§ WORKING DATA

================

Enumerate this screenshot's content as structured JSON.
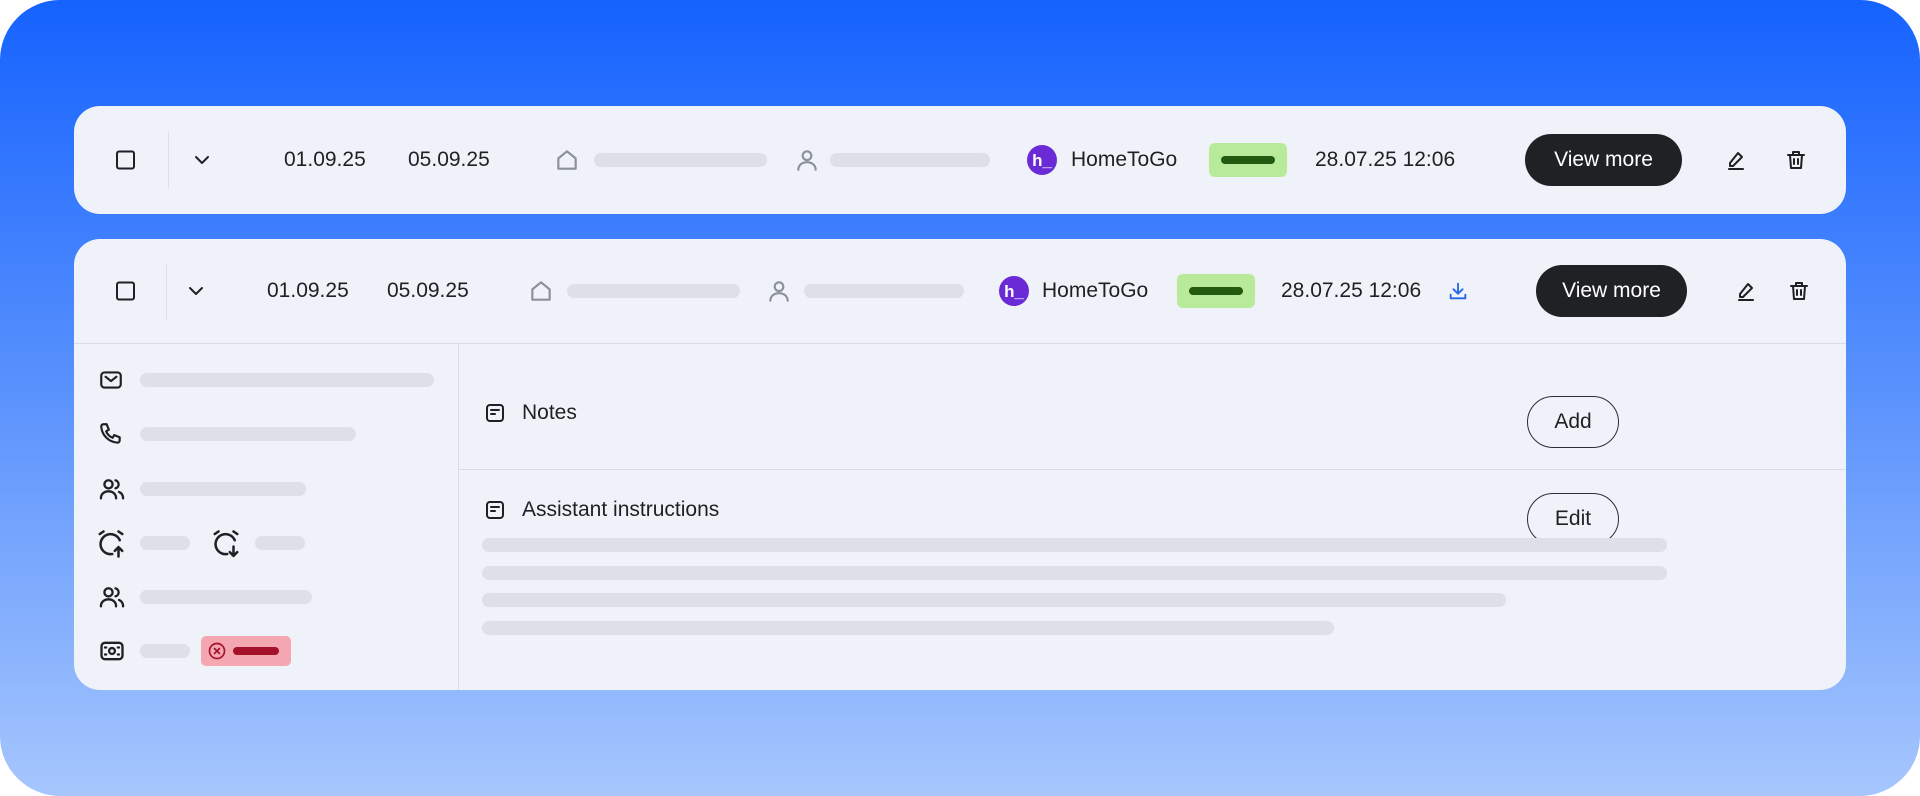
{
  "colors": {
    "background_top": "#1562fe",
    "background_bottom": "#a6c6fd",
    "card": "#eff3f9",
    "dark_button": "#1f2125",
    "status_green": "#b9ea9a",
    "status_green_bar": "#245a10",
    "status_red": "#f4a7b0",
    "status_red_bar": "#a5112a",
    "logo_purple": "#6a2bd6",
    "download_blue": "#2366e6"
  },
  "rows": [
    {
      "checkin": "01.09.25",
      "checkout": "05.09.25",
      "channel_logo_text": "h_",
      "channel": "HomeToGo",
      "created": "28.07.25 12:06",
      "view_more_label": "View more",
      "icons": [
        "checkbox",
        "chevron-down-icon",
        "house-icon",
        "user-icon",
        "edit-icon",
        "trash-icon"
      ]
    },
    {
      "checkin": "01.09.25",
      "checkout": "05.09.25",
      "channel_logo_text": "h_",
      "channel": "HomeToGo",
      "created": "28.07.25 12:06",
      "view_more_label": "View more",
      "icons": [
        "checkbox",
        "chevron-down-icon",
        "house-icon",
        "user-icon",
        "download-icon",
        "edit-icon",
        "trash-icon"
      ]
    }
  ],
  "details": {
    "left_icons": [
      "mail-icon",
      "phone-icon",
      "guests-icon",
      "alarm-arrive-icon",
      "alarm-leave-icon",
      "guests-icon",
      "money-icon",
      "cancel-circle-icon"
    ],
    "notes": {
      "title": "Notes",
      "button_label": "Add"
    },
    "assistant": {
      "title": "Assistant instructions",
      "button_label": "Edit"
    }
  }
}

================

§ THE TASK
Give all the entries again exactly, dropping each picture.

§ TASK OUTPUT
Enumerate this screenshot's content as structured JSON.
{
  "colors": {
    "background_top": "#1562fe",
    "background_bottom": "#a6c6fd",
    "card": "#eff3f9",
    "dark_button": "#1f2125",
    "status_green": "#b9ea9a",
    "status_green_bar": "#245a10",
    "status_red": "#f4a7b0",
    "status_red_bar": "#a5112a",
    "logo_purple": "#6a2bd6",
    "download_blue": "#2366e6"
  },
  "rows": [
    {
      "checkin": "01.09.25",
      "checkout": "05.09.25",
      "channel_logo_text": "h_",
      "channel": "HomeToGo",
      "created": "28.07.25 12:06",
      "view_more_label": "View more",
      "icons": [
        "checkbox",
        "chevron-down-icon",
        "house-icon",
        "user-icon",
        "edit-icon",
        "trash-icon"
      ]
    },
    {
      "checkin": "01.09.25",
      "checkout": "05.09.25",
      "channel_logo_text": "h_",
      "channel": "HomeToGo",
      "created": "28.07.25 12:06",
      "view_more_label": "View more",
      "icons": [
        "checkbox",
        "chevron-down-icon",
        "house-icon",
        "user-icon",
        "download-icon",
        "edit-icon",
        "trash-icon"
      ]
    }
  ],
  "details": {
    "left_icons": [
      "mail-icon",
      "phone-icon",
      "guests-icon",
      "alarm-arrive-icon",
      "alarm-leave-icon",
      "guests-icon",
      "money-icon",
      "cancel-circle-icon"
    ],
    "notes": {
      "title": "Notes",
      "button_label": "Add"
    },
    "assistant": {
      "title": "Assistant instructions",
      "button_label": "Edit"
    }
  }
}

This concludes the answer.